Figure dataset records:

● ● ●

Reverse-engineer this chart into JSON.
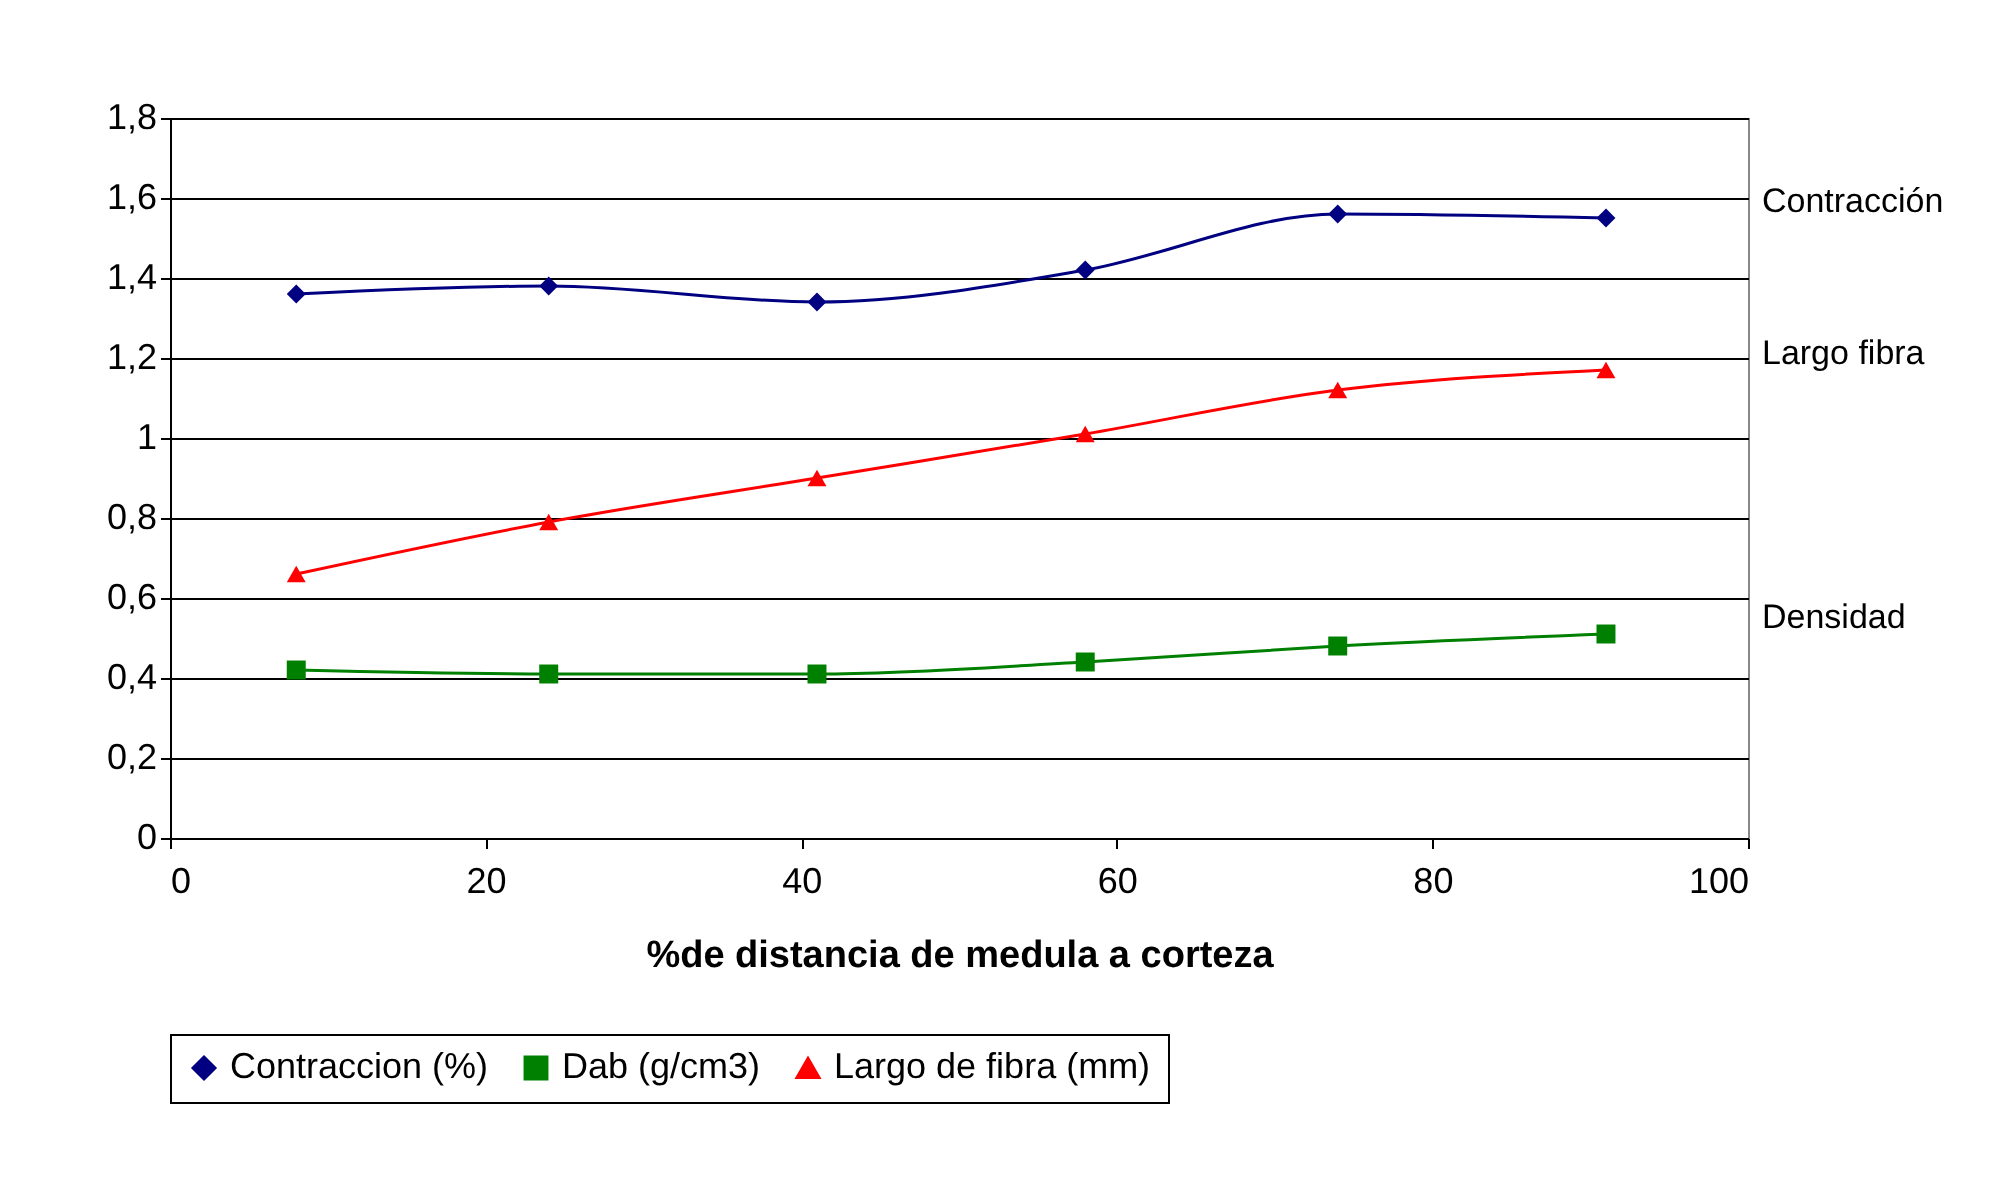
{
  "chart_data": {
    "type": "line",
    "xlabel": "%de distancia de medula a corteza",
    "x": [
      8,
      24,
      41,
      58,
      74,
      91
    ],
    "series": [
      {
        "name": "Contraccion (%)",
        "color": "#000080",
        "marker": "diamond",
        "values": [
          1.36,
          1.38,
          1.34,
          1.42,
          1.56,
          1.55
        ]
      },
      {
        "name": "Dab (g/cm3)",
        "color": "#008000",
        "marker": "square",
        "values": [
          0.42,
          0.41,
          0.41,
          0.44,
          0.48,
          0.51
        ]
      },
      {
        "name": "Largo de fibra (mm)",
        "color": "#ff0000",
        "marker": "triangle",
        "values": [
          0.66,
          0.79,
          0.9,
          1.01,
          1.12,
          1.17
        ]
      }
    ],
    "xlim": [
      0,
      100
    ],
    "xticks": [
      0,
      20,
      40,
      60,
      80,
      100
    ],
    "ylim": [
      0,
      1.8
    ],
    "yticks": [
      0,
      {
        "value": 0.2,
        "label": "0,2"
      },
      {
        "value": 0.4,
        "label": "0,4"
      },
      {
        "value": 0.6,
        "label": "0,6"
      },
      {
        "value": 0.8,
        "label": "0,8"
      },
      1,
      {
        "value": 1.2,
        "label": "1,2"
      },
      {
        "value": 1.4,
        "label": "1,4"
      },
      {
        "value": 1.6,
        "label": "1,6"
      },
      {
        "value": 1.8,
        "label": "1,8"
      }
    ],
    "grid": "y",
    "legend": "bottom",
    "annotations": [
      "Contracción",
      "Largo fibra",
      "Densidad"
    ]
  }
}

● ● ●

**What the task asks:** Give every line of the material that includes the string "marker".

**Response:**
        "marker": "diamond",
        "marker": "square",
        "marker": "triangle",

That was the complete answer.